**REQUEST 1**. From the rows below, reproduce the lines exactly, starting with the line containing "tab-detran[interactable]: :: DETRAN-SP" and going on through the line containing "task-label: Google Maps".

Re: [LSF/MM/BPF TOPIC] HGM for hugetlbfs

Mike Kravetz <mike.kravetz@xxxxxxxxxx> · Thu, 8 Jun 2023 14:23:36 -0700

On 06/08/23 11:50, Yang Shi wrote:
> On Wed, Jun 7, 2023 at 11:34 PM David Hildenbrand <david@xxxxxxxxxx> wrote:
> >
> > On 08.06.23 02:02, David Rientjes wrote:
> > > On Wed, 7 Jun 2023, Mike Kravetz wrote:
> > >
> > >>>>>> Are there strong objections to extending hugetlb for this support?
> > >>>>>
> > >>>>> I don't want to get too involved in this discussion (busy), but I
> > >>>>> absolutely agree on the points that were raised at LSF/MM that
> > >>>>>
> > >>>>> (A) hugetlb is complicated and very special (many things not integrated
> > >>>>> with core-mm, so we need special-casing all over the place). [example:
> > >>>>> what is a pte?]
> > >>>>>
> > >>>>> (B) We added a bunch of complexity in the past that some people
> > >>>>> considered very important (and it was not feature frozen, right? ;) ).
> > >>>>> Looking back, we might just not have done some of that, or done it
> > >>>>> differently/cleaner -- better integrated in the core. (PMD sharing,
> > >>>>> MAP_PRIVATE, a reservation mechanism that still requires preallocation
> > >>>>> because it fails with NUMA/fork, ...)
> > >>>>>
> > >>>>> (C) Unifying hugetlb and the core looks like it's getting more and more
> > >>>>> out of reach, maybe even impossible with all the complexity we added
> > >>>>> over the years (well, and keep adding).
> > >>>>>
> > >>>>> Sure, HGM for the purpose of better hwpoison handling makes sense. But
> > >>>>> hugetlb is probably 20 years old and hwpoison handling probably 13 years
> > >>>>> old. So we managed to get quite far without that optimization.

**REQUEST 2**. Name every person the HGM for hugetlbfs thread above identifies as writing one of its messages.

(Dataset records)
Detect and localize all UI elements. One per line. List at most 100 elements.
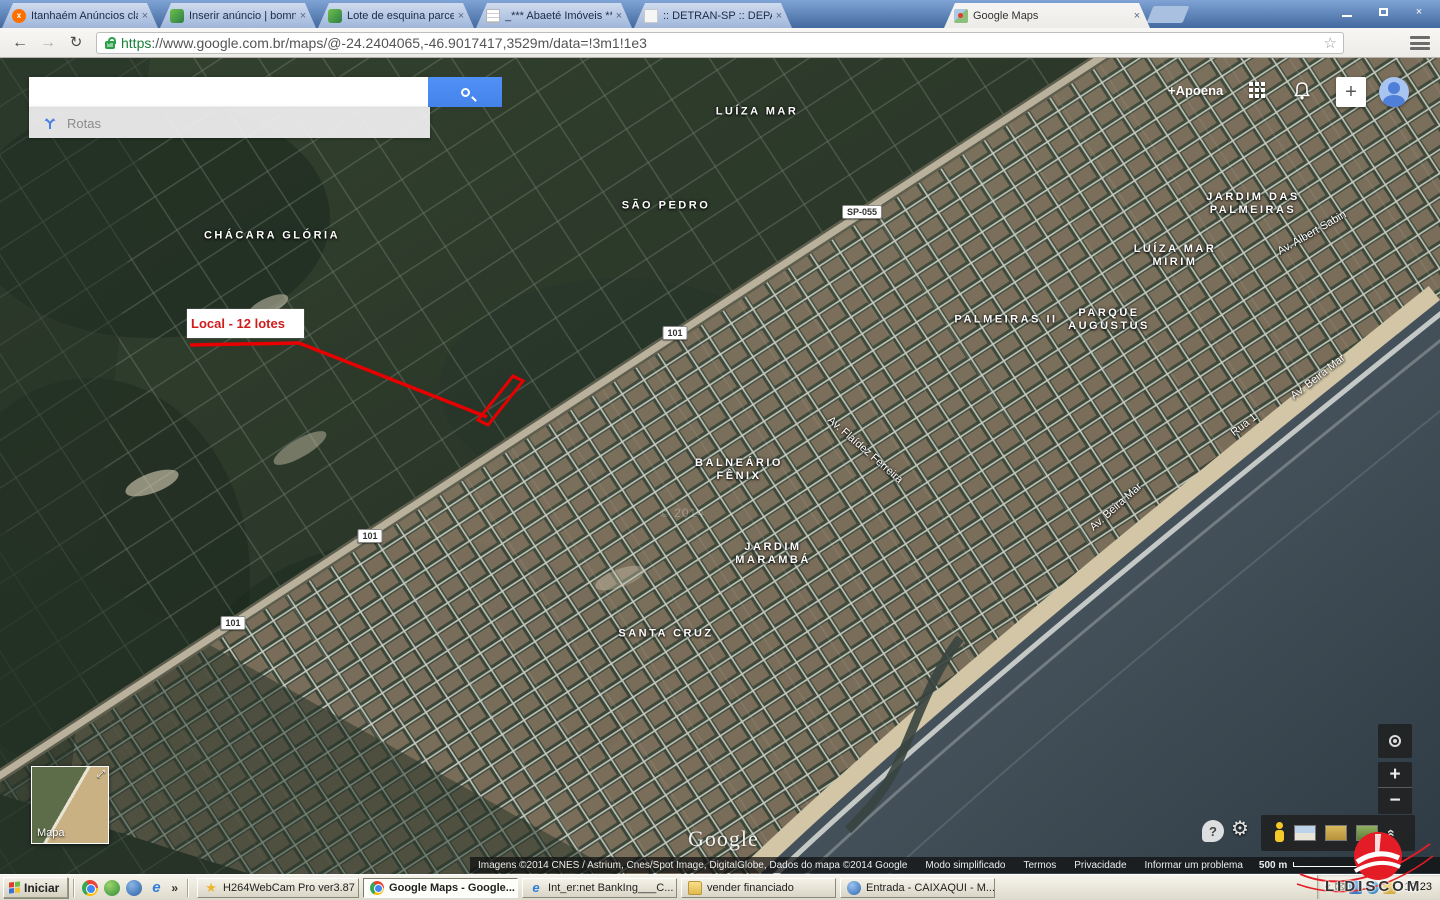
tab-detran[interactable]: :: DETRAN-SP :: DEPARTAME × xyxy=(634,3,792,28)
tab-inserir-anuncio[interactable]: Inserir anúncio | bomnegócio × xyxy=(160,3,316,28)
tab-abaete-imoveis[interactable]: _*** Abaeté Imóveis ***_ - × xyxy=(476,3,632,28)
quicklaunch-green-app-icon[interactable] xyxy=(104,880,120,896)
zoom-control: + − xyxy=(1378,762,1412,814)
tab-google-maps[interactable]: Google Maps × xyxy=(944,3,1150,28)
task-label: Google Maps - Google... xyxy=(389,882,515,894)
ssl-lock-icon[interactable] xyxy=(105,41,115,49)
search-input[interactable] xyxy=(29,77,428,107)
tab-close-icon[interactable]: × xyxy=(296,10,310,22)
address-bar[interactable]: https://www.google.com.br/maps/@-24.2404… xyxy=(96,32,1344,54)
minimize-button[interactable] xyxy=(1334,4,1360,20)
collapse-chevron-icon[interactable]: « xyxy=(1384,829,1400,837)
taskbar-separator xyxy=(73,879,74,897)
directions-icon xyxy=(43,116,57,130)
tray-icon-round[interactable] xyxy=(1366,881,1379,894)
task-label: vender financiado xyxy=(707,882,794,894)
minimap-label: Mapa xyxy=(37,827,65,839)
zoom-out-button[interactable]: − xyxy=(1378,788,1412,814)
minimap-toggle[interactable]: ⤢ Mapa xyxy=(31,766,109,844)
tray-icon-yellow[interactable] xyxy=(1383,881,1396,894)
mail-tray-icon[interactable]: ✉ xyxy=(1335,879,1346,895)
place-label-balneario-fenix: BALNEÁRIO FÊNIX xyxy=(695,457,783,483)
tab-close-icon[interactable]: × xyxy=(138,10,152,22)
link-privacidade[interactable]: Privacidade xyxy=(1074,860,1126,871)
chrome-icon xyxy=(370,881,384,895)
taskbar-clock: 10:23 xyxy=(1404,881,1432,893)
map-view-thumbnail[interactable] xyxy=(1294,825,1316,841)
start-label: Iniciar xyxy=(24,881,59,895)
avatar[interactable] xyxy=(1379,77,1409,107)
link-informar-problema[interactable]: Informar um problema xyxy=(1145,860,1243,871)
tab-close-icon[interactable]: × xyxy=(612,10,626,22)
task-label: Entrada - CAIXAQUI - M... xyxy=(866,882,995,894)
my-location-button[interactable] xyxy=(1378,724,1412,758)
close-button[interactable]: × xyxy=(1406,4,1432,20)
share-plus-button[interactable]: + xyxy=(1336,77,1366,107)
tab-itanhaem[interactable]: x Itanhaém Anúncios classifica × xyxy=(2,3,158,28)
apps-grid-icon[interactable] xyxy=(1249,82,1269,102)
tab-title: Inserir anúncio | bomnegócio xyxy=(189,10,296,22)
profile-name[interactable]: +Apoena xyxy=(1168,83,1223,98)
map-canvas[interactable]: Local - 12 lotes CHÁCARA GLÓRIA SÃO PEDR… xyxy=(0,58,1440,874)
zoom-in-button[interactable]: + xyxy=(1378,762,1412,788)
link-modo-simplificado[interactable]: Modo simplificado xyxy=(925,860,1005,871)
tab-close-icon[interactable]: × xyxy=(772,10,786,22)
settings-gear-icon[interactable]: ⚙ xyxy=(1231,816,1249,841)
place-label-santa-cruz: SANTA CRUZ xyxy=(618,628,713,641)
back-button[interactable]: ← xyxy=(8,31,32,55)
bookmark-star-icon[interactable]: ☆ xyxy=(1324,34,1337,52)
attribution-bar: Imagens ©2014 CNES / Astrium, Cnes/Spot … xyxy=(470,857,1440,873)
notifications-bell-icon[interactable] xyxy=(1293,81,1311,106)
globe-icon xyxy=(847,881,861,895)
maps-search-box[interactable] xyxy=(29,77,428,107)
forward-button[interactable]: → xyxy=(36,31,60,55)
tab-title: Lote de esquina parcelado - xyxy=(347,10,454,22)
quicklaunch-chrome-icon[interactable] xyxy=(82,880,98,896)
route-badge-101-b: 101 xyxy=(357,529,382,543)
quicklaunch-blue-app-icon[interactable] xyxy=(126,880,142,896)
tray-chevron-icon[interactable]: « xyxy=(1324,881,1330,893)
chrome-menu-icon[interactable] xyxy=(1408,34,1432,52)
windows-logo-icon xyxy=(9,881,20,893)
pegman-icon[interactable] xyxy=(1273,822,1285,844)
tray-icon-blue[interactable] xyxy=(1349,881,1362,894)
route-badge-101-c: 101 xyxy=(220,616,245,630)
earth-view-thumbnail[interactable] xyxy=(1325,825,1347,841)
ie-icon: e xyxy=(529,881,543,895)
taskbar-button-webcam[interactable]: ★ H264WebCam Pro ver3.87 xyxy=(197,878,359,898)
my-location-icon xyxy=(1389,735,1401,747)
google-logo: Google xyxy=(688,826,759,852)
reload-button[interactable]: ↻ xyxy=(64,31,88,55)
tab-close-icon[interactable]: × xyxy=(1130,10,1144,22)
search-button[interactable] xyxy=(428,77,502,107)
taskbar-button-internet-banking[interactable]: e Int_er:net BankIng___C... xyxy=(522,878,677,898)
place-label-parque-augustus: PARQUE AUGUSTUS xyxy=(1068,307,1150,333)
taskbar-button-vender-financiado[interactable]: vender financiado xyxy=(681,878,836,898)
annotation-label-box: Local - 12 lotes xyxy=(187,309,304,338)
bomnegocio-favicon xyxy=(328,9,342,23)
browser-toolbar: ← → ↻ https://www.google.com.br/maps/@-2… xyxy=(0,28,1440,58)
tab-strip: x Itanhaém Anúncios classifica × Inserir… xyxy=(0,0,1440,28)
help-button[interactable]: ? xyxy=(1202,820,1224,842)
quicklaunch-overflow-chevron[interactable]: » xyxy=(171,881,178,895)
quicklaunch-ie-icon[interactable]: e xyxy=(148,880,164,896)
new-tab-button[interactable] xyxy=(1147,6,1190,23)
tab-close-icon[interactable]: × xyxy=(454,10,468,22)
directions-bar[interactable]: Rotas xyxy=(29,107,430,138)
url-rest: ://www.google.com.br/maps/@-24.2404065,-… xyxy=(151,35,647,51)
imagery-watermark: © 2014 xyxy=(660,506,705,520)
window-controls: × xyxy=(1334,4,1432,20)
terrain-view-thumbnail[interactable] xyxy=(1356,825,1378,841)
attribution-text: Imagens ©2014 CNES / Astrium, Cnes/Spot … xyxy=(478,860,907,871)
tab-lote-esquina[interactable]: Lote de esquina parcelado - × xyxy=(318,3,474,28)
google-maps-favicon xyxy=(954,9,968,23)
place-label-jardim-maramba: JARDIM MARAMBÁ xyxy=(735,541,811,567)
tab-title: _*** Abaeté Imóveis ***_ - xyxy=(505,10,612,22)
restore-button[interactable] xyxy=(1370,4,1396,20)
taskbar-button-caixaqui[interactable]: Entrada - CAIXAQUI - M... xyxy=(840,878,995,898)
start-button[interactable]: Iniciar xyxy=(3,877,68,898)
taskbar-button-google-maps[interactable]: Google Maps - Google... xyxy=(363,878,518,898)
link-termos[interactable]: Termos xyxy=(1023,860,1056,871)
search-icon xyxy=(461,88,470,97)
place-label-luiza-mar: LUÍZA MAR xyxy=(716,106,799,119)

**RESPONSE 1**.
tab-detran[interactable]: :: DETRAN-SP :: DEPARTAME × xyxy=(634,3,792,28)
tab-inserir-anuncio[interactable]: Inserir anúncio | bomnegócio × xyxy=(160,3,316,28)
tab-abaete-imoveis[interactable]: _*** Abaeté Imóveis ***_ - × xyxy=(476,3,632,28)
quicklaunch-green-app-icon[interactable] xyxy=(104,880,120,896)
zoom-control: + − xyxy=(1378,762,1412,814)
tab-google-maps[interactable]: Google Maps × xyxy=(944,3,1150,28)
task-label: Google Maps - Google... xyxy=(389,882,515,894)

**RESPONSE 2**.
Mike Kravetz
Yang Shi
David Hildenbrand
David Rientjes